• Written problem
From the listing below, return each line that includes "this".

• Dataset content
==========

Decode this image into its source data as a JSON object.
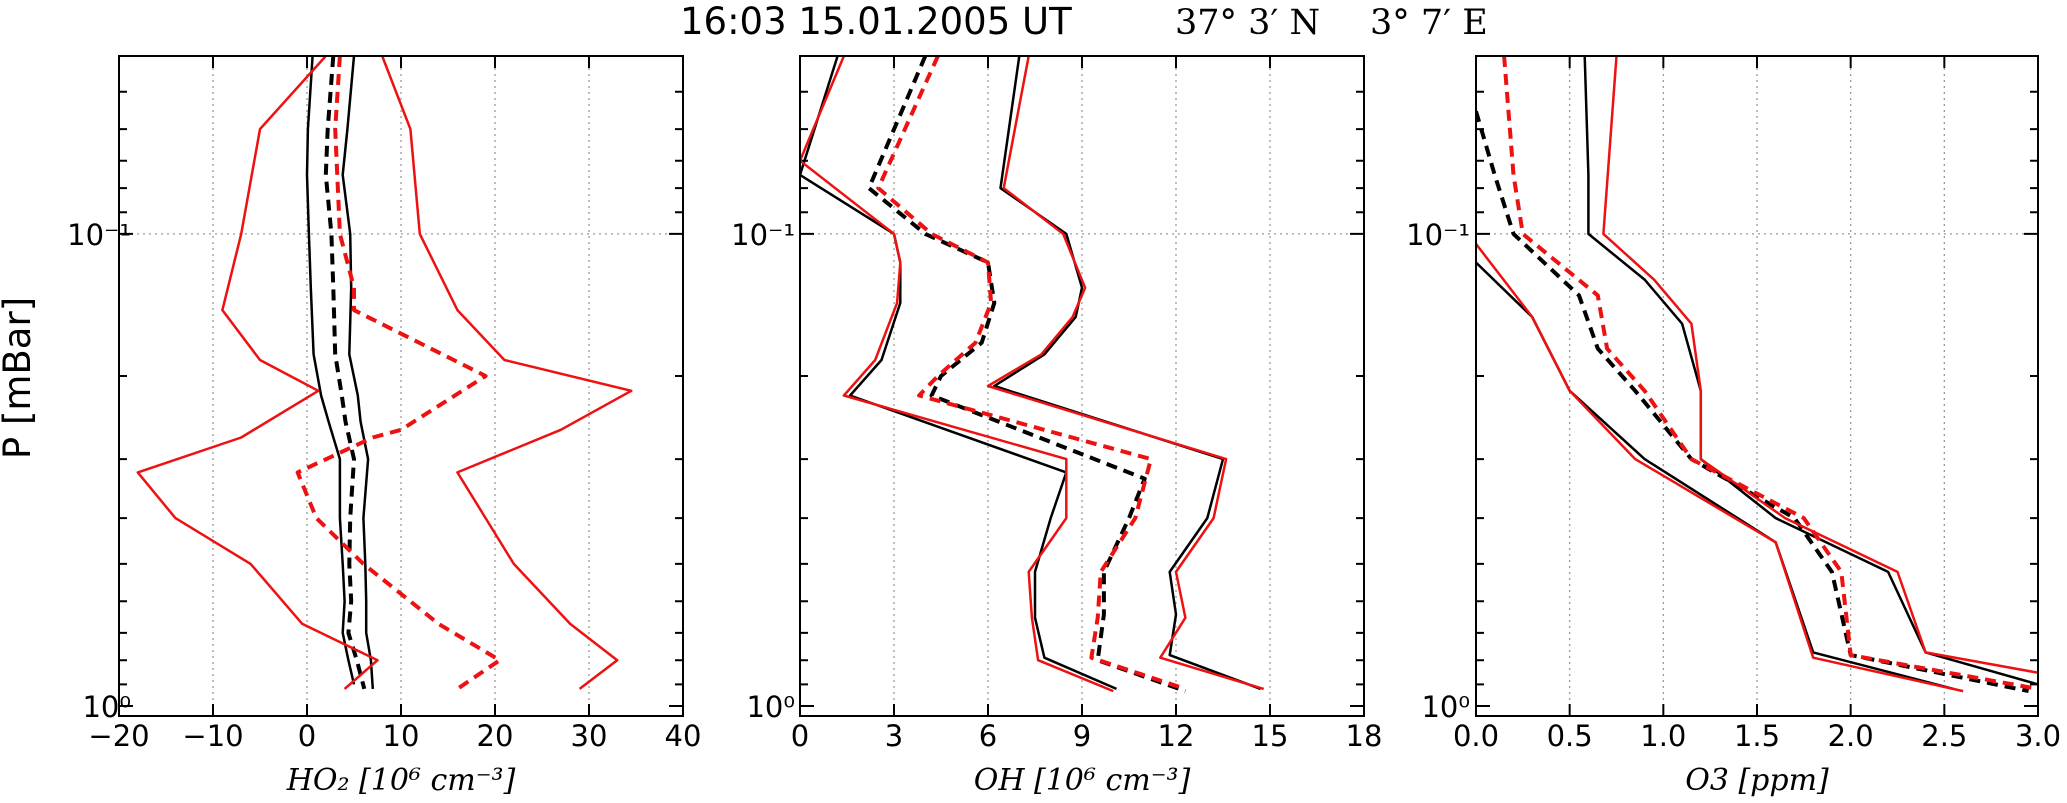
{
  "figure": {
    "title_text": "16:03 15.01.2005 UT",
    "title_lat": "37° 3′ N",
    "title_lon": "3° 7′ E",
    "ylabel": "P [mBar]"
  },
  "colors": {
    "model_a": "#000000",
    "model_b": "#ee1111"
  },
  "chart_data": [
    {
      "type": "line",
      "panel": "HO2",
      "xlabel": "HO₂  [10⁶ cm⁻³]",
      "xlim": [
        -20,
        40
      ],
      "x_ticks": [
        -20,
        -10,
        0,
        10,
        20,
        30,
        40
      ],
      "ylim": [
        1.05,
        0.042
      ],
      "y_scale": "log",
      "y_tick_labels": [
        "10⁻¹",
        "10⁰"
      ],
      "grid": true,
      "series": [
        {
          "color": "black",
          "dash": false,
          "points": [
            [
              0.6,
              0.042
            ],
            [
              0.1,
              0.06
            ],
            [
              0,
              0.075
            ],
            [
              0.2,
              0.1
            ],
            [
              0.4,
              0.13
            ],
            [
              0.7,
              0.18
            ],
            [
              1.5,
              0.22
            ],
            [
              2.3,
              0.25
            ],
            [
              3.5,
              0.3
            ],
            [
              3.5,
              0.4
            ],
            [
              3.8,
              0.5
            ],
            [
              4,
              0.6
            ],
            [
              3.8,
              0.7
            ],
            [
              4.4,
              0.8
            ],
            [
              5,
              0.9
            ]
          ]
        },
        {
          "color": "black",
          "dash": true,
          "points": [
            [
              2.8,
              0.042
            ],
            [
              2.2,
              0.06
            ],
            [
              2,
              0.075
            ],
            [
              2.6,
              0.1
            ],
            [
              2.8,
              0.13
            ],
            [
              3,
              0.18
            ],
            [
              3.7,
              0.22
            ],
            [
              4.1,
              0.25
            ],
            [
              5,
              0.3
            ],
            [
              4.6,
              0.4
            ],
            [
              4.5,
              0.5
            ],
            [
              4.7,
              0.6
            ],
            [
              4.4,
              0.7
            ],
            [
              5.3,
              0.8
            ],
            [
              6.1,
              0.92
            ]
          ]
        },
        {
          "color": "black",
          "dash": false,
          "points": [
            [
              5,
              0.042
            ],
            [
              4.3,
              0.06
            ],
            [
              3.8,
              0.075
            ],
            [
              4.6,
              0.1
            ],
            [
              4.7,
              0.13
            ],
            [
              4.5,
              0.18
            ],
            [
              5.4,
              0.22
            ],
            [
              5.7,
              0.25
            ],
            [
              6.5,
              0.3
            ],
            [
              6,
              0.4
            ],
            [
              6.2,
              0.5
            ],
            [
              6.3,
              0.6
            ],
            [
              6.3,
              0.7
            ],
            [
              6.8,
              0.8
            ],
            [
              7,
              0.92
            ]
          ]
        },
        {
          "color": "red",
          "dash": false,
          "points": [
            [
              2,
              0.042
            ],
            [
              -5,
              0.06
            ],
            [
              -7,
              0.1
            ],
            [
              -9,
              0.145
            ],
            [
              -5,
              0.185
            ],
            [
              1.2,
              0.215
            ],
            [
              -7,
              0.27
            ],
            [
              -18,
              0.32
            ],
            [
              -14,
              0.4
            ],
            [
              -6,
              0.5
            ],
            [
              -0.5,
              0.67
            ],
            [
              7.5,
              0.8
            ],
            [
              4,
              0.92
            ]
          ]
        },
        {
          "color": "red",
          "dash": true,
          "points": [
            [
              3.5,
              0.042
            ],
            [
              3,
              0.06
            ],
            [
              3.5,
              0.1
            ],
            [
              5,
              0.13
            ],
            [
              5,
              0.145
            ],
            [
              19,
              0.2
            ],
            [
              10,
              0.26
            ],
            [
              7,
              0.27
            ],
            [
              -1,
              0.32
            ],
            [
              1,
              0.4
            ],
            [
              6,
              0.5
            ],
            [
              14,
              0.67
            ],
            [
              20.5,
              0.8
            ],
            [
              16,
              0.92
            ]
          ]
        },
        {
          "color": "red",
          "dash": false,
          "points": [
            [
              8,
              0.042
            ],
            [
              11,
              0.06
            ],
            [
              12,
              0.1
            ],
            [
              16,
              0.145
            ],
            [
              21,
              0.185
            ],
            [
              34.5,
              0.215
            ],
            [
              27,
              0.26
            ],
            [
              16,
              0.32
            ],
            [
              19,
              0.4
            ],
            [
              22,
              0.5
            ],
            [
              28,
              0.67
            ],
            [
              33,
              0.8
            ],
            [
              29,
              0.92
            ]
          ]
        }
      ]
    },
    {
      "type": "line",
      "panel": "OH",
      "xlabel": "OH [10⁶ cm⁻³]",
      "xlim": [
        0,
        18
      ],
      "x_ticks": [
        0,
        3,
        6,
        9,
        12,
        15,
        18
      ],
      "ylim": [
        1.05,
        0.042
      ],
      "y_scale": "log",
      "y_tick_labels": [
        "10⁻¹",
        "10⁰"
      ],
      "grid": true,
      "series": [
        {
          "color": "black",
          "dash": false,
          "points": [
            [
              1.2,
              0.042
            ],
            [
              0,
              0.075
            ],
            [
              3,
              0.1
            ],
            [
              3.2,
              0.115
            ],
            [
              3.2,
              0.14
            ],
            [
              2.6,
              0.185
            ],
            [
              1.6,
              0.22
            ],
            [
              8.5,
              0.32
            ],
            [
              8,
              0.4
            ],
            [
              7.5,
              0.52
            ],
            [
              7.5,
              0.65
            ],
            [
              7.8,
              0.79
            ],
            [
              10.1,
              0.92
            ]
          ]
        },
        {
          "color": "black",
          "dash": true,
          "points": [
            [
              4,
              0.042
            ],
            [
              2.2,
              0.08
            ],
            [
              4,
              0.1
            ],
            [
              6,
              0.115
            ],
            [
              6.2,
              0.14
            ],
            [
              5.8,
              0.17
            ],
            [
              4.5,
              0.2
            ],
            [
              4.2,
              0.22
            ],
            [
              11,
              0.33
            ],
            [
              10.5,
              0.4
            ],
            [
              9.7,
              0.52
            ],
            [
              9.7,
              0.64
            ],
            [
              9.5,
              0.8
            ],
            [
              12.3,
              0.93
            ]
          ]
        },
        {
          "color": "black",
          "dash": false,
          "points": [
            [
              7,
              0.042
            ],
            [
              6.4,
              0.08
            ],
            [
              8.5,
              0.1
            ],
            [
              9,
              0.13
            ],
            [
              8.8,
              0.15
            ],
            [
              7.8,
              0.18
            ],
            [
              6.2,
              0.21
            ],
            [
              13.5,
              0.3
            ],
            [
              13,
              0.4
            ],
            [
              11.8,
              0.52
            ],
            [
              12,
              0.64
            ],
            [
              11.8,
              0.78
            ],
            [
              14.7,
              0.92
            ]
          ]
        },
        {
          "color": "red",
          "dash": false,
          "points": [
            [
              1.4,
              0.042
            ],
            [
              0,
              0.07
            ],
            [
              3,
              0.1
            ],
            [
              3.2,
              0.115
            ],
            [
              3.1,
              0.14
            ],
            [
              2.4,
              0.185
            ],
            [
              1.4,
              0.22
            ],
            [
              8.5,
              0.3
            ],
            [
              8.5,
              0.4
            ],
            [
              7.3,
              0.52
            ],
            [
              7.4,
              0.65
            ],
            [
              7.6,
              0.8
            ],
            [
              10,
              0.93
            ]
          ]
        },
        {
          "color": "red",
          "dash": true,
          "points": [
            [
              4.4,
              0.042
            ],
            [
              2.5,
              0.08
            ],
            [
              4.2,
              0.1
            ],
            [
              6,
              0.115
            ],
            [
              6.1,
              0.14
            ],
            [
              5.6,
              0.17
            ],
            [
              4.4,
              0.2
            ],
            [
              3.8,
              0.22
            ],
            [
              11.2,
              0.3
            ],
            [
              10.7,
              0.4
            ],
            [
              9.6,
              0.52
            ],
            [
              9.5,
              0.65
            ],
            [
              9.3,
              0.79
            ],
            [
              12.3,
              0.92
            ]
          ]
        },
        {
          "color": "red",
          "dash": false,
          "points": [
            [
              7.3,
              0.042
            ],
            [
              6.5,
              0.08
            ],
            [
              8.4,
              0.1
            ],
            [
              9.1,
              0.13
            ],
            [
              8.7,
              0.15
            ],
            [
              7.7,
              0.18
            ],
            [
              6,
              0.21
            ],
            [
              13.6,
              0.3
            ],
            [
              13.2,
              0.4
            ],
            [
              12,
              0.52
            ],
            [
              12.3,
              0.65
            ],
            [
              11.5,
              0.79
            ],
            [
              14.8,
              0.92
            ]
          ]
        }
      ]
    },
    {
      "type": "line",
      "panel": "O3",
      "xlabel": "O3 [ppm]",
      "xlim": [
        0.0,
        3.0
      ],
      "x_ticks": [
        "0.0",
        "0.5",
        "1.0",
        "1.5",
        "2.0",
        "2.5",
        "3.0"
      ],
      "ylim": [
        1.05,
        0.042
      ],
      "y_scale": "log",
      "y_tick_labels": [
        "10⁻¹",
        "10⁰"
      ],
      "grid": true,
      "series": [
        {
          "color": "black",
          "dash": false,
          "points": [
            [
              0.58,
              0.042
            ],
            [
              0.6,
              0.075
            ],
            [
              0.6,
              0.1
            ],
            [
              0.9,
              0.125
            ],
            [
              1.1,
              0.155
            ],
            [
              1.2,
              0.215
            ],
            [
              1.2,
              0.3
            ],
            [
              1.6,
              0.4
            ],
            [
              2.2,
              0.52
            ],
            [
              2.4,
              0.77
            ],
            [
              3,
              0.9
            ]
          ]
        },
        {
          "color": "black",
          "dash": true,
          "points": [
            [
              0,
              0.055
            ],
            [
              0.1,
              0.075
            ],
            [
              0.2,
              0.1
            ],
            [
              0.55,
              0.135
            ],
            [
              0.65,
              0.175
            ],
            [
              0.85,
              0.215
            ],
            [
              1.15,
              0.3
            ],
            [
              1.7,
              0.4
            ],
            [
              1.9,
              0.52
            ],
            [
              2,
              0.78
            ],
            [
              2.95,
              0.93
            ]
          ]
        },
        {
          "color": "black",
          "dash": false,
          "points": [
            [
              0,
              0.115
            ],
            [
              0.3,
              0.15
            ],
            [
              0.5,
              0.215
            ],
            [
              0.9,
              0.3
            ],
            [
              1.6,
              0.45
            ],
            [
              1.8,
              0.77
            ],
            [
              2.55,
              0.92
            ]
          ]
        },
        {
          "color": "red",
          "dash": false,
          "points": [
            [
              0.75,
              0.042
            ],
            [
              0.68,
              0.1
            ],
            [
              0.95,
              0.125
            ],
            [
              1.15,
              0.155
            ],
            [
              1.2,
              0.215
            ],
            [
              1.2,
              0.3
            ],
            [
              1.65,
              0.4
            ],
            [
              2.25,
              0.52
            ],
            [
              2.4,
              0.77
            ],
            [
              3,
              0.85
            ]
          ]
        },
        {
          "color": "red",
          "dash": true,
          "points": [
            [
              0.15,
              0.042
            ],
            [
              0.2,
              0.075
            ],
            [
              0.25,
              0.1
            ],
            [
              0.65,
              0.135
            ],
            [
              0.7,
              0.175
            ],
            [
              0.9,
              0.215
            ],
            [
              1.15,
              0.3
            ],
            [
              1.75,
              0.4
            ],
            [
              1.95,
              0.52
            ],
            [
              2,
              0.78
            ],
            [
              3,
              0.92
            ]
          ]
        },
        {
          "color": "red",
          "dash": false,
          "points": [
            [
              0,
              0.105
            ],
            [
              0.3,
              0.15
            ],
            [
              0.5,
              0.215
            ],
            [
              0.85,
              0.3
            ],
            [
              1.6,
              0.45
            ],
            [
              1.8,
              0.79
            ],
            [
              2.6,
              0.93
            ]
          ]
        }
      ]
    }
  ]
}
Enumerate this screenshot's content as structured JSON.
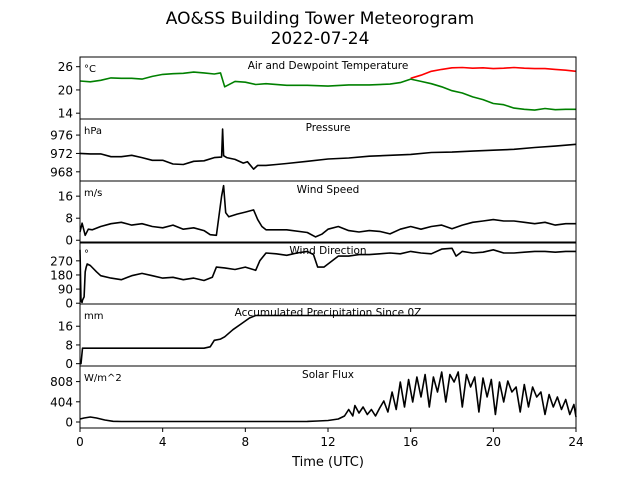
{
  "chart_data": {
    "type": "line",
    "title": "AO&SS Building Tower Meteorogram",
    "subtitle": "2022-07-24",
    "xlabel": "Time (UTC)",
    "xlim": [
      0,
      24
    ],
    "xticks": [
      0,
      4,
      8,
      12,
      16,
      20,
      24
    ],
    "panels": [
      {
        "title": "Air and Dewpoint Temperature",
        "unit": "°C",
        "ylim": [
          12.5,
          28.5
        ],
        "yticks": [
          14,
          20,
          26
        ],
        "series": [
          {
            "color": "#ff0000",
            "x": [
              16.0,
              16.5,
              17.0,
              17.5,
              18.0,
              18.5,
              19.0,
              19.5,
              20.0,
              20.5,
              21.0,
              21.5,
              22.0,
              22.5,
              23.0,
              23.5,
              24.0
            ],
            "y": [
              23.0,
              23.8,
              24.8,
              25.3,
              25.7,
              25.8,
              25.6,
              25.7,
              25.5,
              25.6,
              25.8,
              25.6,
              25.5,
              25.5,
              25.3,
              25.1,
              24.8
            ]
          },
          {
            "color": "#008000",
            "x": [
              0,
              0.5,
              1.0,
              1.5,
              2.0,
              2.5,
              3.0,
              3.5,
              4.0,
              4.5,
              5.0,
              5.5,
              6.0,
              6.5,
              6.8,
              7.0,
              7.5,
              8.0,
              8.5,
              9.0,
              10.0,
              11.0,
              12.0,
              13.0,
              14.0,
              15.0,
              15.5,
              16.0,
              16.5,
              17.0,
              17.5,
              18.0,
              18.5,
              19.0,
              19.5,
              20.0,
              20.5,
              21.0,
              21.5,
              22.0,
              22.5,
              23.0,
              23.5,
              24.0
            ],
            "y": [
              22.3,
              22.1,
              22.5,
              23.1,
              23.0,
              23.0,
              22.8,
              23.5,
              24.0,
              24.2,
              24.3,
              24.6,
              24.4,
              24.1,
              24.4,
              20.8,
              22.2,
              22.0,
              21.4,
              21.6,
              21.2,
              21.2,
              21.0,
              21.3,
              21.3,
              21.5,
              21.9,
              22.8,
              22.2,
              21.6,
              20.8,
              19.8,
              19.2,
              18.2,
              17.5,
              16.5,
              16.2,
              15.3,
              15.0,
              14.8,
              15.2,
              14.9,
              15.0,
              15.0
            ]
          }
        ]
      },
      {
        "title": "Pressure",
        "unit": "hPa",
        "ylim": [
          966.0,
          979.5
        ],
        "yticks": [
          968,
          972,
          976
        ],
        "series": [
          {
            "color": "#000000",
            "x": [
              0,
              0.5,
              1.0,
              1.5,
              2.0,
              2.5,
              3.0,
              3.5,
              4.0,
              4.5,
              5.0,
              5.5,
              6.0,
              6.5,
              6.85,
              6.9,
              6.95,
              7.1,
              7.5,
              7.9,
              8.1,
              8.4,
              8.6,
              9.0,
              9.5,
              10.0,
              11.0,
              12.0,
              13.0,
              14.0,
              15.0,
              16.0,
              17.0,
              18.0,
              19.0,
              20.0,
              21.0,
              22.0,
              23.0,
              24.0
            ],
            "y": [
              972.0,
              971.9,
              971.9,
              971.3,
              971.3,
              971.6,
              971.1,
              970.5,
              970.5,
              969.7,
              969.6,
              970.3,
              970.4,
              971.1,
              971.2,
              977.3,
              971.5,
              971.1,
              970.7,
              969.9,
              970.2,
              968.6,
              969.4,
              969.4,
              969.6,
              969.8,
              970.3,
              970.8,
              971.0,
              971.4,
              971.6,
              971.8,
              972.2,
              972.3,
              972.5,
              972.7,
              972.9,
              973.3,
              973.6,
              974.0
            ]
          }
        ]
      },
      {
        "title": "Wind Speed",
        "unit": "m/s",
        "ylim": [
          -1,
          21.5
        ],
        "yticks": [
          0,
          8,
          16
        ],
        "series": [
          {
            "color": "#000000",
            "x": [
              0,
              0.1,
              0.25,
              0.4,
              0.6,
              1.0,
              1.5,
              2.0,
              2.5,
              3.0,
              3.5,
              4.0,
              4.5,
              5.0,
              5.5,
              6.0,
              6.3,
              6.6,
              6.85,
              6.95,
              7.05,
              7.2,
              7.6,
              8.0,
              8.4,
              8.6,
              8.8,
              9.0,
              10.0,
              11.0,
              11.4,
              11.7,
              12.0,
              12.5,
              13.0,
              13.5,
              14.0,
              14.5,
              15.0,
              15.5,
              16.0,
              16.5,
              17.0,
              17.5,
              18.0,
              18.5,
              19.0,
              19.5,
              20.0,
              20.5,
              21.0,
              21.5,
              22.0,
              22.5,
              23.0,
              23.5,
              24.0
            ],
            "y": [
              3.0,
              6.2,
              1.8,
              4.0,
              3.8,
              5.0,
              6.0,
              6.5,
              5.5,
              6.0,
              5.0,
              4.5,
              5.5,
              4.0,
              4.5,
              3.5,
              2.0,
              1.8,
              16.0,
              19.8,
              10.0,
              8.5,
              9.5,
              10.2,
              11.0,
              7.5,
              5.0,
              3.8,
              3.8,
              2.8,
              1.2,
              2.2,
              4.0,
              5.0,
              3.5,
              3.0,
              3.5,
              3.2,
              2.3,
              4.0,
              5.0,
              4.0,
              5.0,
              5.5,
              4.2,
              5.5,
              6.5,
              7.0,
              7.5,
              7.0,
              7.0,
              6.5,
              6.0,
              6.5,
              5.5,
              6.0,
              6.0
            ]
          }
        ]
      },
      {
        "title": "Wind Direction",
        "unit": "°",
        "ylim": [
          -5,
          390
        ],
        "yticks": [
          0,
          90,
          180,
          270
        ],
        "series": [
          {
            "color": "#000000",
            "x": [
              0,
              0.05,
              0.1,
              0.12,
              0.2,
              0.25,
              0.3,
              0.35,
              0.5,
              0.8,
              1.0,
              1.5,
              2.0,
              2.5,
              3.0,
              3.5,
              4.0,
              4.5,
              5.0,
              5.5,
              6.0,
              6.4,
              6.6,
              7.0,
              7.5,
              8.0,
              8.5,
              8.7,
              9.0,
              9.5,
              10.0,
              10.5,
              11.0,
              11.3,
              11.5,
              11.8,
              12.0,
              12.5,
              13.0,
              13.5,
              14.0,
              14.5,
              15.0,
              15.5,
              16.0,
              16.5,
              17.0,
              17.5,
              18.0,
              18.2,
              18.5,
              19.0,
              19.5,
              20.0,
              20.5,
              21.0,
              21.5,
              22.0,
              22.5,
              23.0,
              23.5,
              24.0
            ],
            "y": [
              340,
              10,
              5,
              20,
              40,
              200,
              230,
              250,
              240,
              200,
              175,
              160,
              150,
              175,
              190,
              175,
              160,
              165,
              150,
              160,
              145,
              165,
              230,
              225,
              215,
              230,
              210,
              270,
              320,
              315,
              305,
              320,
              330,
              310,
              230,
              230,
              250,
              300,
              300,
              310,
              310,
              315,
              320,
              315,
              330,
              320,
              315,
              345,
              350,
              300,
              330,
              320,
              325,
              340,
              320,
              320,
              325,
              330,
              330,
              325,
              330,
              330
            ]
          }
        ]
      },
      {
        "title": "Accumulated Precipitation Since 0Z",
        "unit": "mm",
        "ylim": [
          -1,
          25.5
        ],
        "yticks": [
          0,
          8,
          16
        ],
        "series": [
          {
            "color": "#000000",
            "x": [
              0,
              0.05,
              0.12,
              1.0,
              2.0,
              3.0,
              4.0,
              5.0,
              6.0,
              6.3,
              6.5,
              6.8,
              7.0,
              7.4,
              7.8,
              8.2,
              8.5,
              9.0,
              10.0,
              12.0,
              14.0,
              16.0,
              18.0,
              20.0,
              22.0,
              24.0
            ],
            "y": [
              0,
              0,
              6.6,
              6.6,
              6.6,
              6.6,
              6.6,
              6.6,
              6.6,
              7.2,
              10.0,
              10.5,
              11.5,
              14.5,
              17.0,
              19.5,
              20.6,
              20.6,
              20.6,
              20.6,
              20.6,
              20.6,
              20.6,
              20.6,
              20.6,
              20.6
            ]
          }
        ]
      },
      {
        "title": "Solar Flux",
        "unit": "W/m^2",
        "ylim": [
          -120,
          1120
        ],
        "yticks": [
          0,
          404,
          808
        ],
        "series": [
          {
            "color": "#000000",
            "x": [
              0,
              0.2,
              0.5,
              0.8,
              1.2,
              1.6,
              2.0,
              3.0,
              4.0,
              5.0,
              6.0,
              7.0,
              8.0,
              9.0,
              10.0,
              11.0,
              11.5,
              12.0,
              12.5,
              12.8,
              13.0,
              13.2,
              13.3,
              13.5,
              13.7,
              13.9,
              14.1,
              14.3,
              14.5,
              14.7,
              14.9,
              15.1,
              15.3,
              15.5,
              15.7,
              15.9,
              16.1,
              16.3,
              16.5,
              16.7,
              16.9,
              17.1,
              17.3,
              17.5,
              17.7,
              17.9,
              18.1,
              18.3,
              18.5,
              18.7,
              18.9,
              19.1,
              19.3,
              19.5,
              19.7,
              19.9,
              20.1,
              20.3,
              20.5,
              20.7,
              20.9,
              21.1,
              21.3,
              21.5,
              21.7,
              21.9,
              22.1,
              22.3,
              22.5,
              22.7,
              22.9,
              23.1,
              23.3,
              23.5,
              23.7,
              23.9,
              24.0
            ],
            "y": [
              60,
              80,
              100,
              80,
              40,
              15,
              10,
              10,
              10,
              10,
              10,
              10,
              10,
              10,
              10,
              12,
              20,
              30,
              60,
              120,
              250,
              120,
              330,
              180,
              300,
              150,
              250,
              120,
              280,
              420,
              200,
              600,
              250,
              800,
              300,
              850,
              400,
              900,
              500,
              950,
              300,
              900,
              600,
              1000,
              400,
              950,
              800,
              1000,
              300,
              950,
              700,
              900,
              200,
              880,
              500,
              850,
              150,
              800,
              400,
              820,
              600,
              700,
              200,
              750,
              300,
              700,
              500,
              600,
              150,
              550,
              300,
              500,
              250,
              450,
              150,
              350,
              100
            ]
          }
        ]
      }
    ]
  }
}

==========

• Final result
Decode this image into its source data as a JSON object.
Enumerate this screenshot's content as structured JSON.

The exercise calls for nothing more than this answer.